■ **任务说明 1**: 在关于文本到图像扩散模型个性化安全对齐的阅读材料中,为捕捉用户特定的安全偏好而引入的新数据集叫什么名称?
■ **任务说明 2**: 接着续写关于文本到图像扩散模型个性化安全对齐的阅读材料,从其最后一句之后写起。

:: 阅读材料 ::

文本到图像扩散模型的个性化安全对齐
Personalized Safety Alignment for Text-to-Image Diffusion Models
August 2, 2025
作者: Yu Lei, Jinbin Bai, Qingyu Shi, Aosong Feng, Kaidong Yu
cs.AI
摘要
文本到图像扩散模型已彻底革新了视觉内容生成领域,然而现行的安全机制采用统一标准,往往未能充分考虑个体用户的偏好。这些模型忽视了由年龄、心理健康及个人信仰等因素塑造的多样化安全边界。为此,我们提出了个性化安全对齐(Personalized Safety Alignment, PSA)框架,该框架允许用户在生成模型中对安全行为进行个性化控制。PSA将个性化用户档案融入扩散过程,调整模型行为以契合个体安全偏好,同时保持图像质量。我们引入了一个新数据集Sage,该数据集捕捉用户特定的安全偏好,并通过交叉注意力机制整合这些档案。实验表明,PSA在有害内容抑制方面优于现有方法,并能更好地使生成内容与用户约束保持一致,实现了更高的胜率(Win Rate)和通过率(Pass Rate)得分。我们的代码、数据及模型已公开于https://torpedo2648.github.io/PSAlign/。

:::
:: 记录 ::

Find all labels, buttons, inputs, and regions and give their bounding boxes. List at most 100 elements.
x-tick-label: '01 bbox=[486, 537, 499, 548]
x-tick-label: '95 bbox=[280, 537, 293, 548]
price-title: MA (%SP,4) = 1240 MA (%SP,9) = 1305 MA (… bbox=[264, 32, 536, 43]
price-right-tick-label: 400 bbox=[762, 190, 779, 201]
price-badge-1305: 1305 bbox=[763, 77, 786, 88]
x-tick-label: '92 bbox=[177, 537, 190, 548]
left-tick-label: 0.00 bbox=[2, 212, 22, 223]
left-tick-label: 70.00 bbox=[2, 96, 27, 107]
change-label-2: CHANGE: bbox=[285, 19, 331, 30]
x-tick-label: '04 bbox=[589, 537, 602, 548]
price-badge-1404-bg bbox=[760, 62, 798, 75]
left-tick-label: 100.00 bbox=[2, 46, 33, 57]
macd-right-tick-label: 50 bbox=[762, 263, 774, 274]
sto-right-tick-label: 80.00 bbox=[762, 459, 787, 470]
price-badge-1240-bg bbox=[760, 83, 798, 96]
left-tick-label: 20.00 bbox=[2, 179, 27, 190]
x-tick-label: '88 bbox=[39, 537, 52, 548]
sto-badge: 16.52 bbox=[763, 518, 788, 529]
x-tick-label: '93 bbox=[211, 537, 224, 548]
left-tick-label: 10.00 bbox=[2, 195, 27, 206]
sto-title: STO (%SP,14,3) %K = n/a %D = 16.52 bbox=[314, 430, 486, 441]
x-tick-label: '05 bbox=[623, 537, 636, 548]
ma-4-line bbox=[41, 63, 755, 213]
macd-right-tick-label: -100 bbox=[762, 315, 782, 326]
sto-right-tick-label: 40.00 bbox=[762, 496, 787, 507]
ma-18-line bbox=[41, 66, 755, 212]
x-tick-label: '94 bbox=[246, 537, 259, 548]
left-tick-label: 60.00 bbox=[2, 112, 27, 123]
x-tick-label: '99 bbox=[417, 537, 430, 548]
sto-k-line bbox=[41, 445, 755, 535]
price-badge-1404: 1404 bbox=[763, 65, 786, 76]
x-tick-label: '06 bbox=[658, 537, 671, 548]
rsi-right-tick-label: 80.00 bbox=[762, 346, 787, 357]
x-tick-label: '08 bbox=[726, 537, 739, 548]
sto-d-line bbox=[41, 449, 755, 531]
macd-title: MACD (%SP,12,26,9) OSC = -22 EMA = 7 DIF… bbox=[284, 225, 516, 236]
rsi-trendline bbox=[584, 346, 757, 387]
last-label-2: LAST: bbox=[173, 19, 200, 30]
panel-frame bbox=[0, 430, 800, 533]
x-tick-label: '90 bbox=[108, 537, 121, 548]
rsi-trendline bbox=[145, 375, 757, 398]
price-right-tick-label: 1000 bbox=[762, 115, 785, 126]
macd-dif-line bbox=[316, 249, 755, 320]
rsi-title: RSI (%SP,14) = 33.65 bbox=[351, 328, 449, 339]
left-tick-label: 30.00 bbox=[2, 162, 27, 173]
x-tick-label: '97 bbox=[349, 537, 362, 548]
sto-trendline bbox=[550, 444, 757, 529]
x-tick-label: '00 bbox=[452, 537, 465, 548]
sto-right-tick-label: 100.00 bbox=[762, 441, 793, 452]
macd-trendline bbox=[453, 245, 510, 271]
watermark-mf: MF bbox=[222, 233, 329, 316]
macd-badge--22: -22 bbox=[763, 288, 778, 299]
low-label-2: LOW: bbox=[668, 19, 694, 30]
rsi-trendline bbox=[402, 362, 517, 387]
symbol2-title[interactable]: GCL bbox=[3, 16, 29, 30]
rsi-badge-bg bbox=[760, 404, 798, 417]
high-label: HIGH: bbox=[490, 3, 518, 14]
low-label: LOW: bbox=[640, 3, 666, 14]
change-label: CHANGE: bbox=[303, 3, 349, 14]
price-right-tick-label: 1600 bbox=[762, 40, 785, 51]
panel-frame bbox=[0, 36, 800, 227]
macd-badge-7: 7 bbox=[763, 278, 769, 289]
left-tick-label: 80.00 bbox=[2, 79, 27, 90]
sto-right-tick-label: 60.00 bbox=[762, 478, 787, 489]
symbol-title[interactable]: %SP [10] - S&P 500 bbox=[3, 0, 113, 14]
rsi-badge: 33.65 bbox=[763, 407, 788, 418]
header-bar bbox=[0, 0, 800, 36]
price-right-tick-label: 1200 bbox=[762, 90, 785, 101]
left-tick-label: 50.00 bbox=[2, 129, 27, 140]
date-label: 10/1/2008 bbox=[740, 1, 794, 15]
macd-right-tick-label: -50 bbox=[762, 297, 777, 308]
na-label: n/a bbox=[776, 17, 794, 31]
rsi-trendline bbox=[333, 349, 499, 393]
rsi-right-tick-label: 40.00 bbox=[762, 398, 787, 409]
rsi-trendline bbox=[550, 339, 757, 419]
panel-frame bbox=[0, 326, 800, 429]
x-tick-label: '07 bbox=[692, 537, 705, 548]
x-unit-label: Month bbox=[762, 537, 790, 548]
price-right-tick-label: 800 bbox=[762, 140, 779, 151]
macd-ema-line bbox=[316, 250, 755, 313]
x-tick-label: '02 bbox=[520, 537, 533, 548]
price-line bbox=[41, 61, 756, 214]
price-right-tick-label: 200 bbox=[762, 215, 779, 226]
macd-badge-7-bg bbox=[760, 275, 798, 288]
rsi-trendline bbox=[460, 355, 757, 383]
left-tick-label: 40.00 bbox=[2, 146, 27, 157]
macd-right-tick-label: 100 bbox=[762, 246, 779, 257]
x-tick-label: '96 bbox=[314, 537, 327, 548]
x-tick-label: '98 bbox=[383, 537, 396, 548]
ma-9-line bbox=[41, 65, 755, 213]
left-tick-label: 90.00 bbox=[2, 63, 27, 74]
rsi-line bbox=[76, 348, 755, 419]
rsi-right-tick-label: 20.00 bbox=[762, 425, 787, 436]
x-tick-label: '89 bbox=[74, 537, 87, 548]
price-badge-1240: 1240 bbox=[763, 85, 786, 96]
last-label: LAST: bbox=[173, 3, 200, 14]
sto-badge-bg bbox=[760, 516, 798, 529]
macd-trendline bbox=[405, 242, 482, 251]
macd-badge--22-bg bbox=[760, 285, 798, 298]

:::

■ **书面回答 1**: 该数据集名为Sage。

■ **书面回答 2**:
English
Text-to-image diffusion models have revolutionized visual content generation,
but current safety mechanisms apply uniform standards that often fail to
account for individual user preferences. These models overlook the diverse
safety boundaries shaped by factors like age, mental health, and personal
beliefs. To address this, we propose Personalized Safety Alignment (PSA), a
framework that allows user-specific control over safety behaviors in generative
models. PSA integrates personalized user profiles into the diffusion process,
adjusting the model's behavior to match individual safety preferences while
preserving image quality. We introduce a new dataset, Sage, which captures
user-specific safety preferences and incorporates these profiles through a
cross-attention mechanism. Experiments show that PSA outperforms existing
methods in harmful content suppression and aligns generated content better with
user constraints, achieving higher Win Rate and Pass Rate scores. Our code,
data, and models are publicly available at
https://torpedo2648.github.io/PSAlign/.